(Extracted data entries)

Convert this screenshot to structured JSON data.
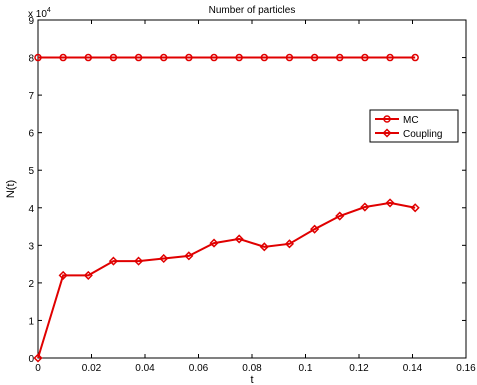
{
  "chart_data": {
    "type": "line",
    "title": "Number of particles",
    "xlabel": "t",
    "ylabel": "N(t)",
    "y_multiplier_label": "x 10",
    "y_multiplier_exponent": "4",
    "xlim": [
      0,
      0.16
    ],
    "ylim": [
      0,
      9
    ],
    "x_ticks": [
      0,
      0.02,
      0.04,
      0.06,
      0.08,
      0.1,
      0.12,
      0.14,
      0.16
    ],
    "x_tick_labels": [
      "0",
      "0.02",
      "0.04",
      "0.06",
      "0.08",
      "0.1",
      "0.12",
      "0.14",
      "0.16"
    ],
    "y_ticks": [
      0,
      1,
      2,
      3,
      4,
      5,
      6,
      7,
      8,
      9
    ],
    "y_tick_labels": [
      "0",
      "1",
      "2",
      "3",
      "4",
      "5",
      "6",
      "7",
      "8",
      "9"
    ],
    "grid": false,
    "legend_position": "right-middle",
    "color": "#e00000",
    "series": [
      {
        "name": "MC",
        "marker": "circle",
        "x": [
          0,
          0.0094,
          0.0188,
          0.0282,
          0.0376,
          0.047,
          0.0564,
          0.0658,
          0.0752,
          0.0846,
          0.094,
          0.1034,
          0.1128,
          0.1222,
          0.1316,
          0.141
        ],
        "y": [
          8,
          8,
          8,
          8,
          8,
          8,
          8,
          8,
          8,
          8,
          8,
          8,
          8,
          8,
          8,
          8
        ]
      },
      {
        "name": "Coupling",
        "marker": "diamond",
        "x": [
          0,
          0.0094,
          0.0188,
          0.0282,
          0.0376,
          0.047,
          0.0564,
          0.0658,
          0.0752,
          0.0846,
          0.094,
          0.1034,
          0.1128,
          0.1222,
          0.1316,
          0.141
        ],
        "y": [
          0,
          2.2,
          2.2,
          2.58,
          2.58,
          2.65,
          2.72,
          3.06,
          3.17,
          2.96,
          3.04,
          3.43,
          3.78,
          4.02,
          4.13,
          4.0
        ]
      }
    ]
  }
}
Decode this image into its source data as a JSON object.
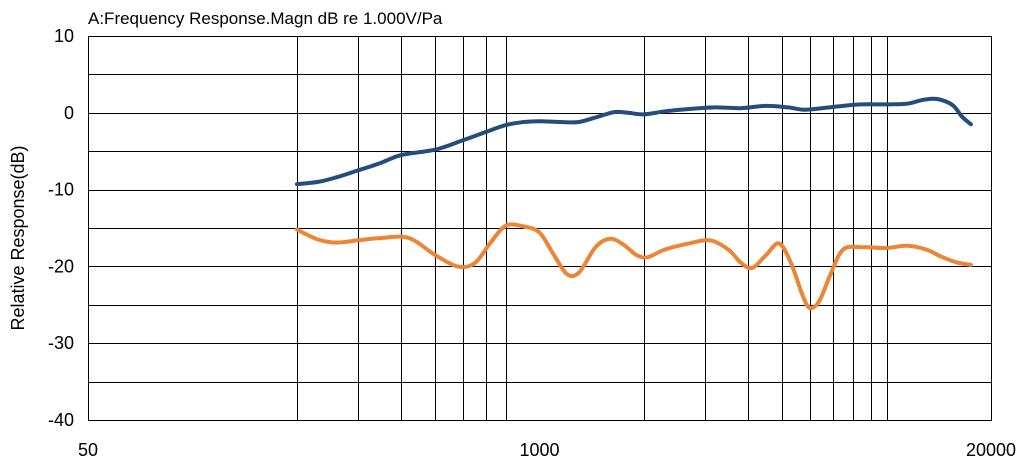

__Stated problem__
Report all lines of the data above that include the string "JSON".

__Written reply__
Convert this screenshot to structured JSON data.
Decode this image into its source data as a JSON object.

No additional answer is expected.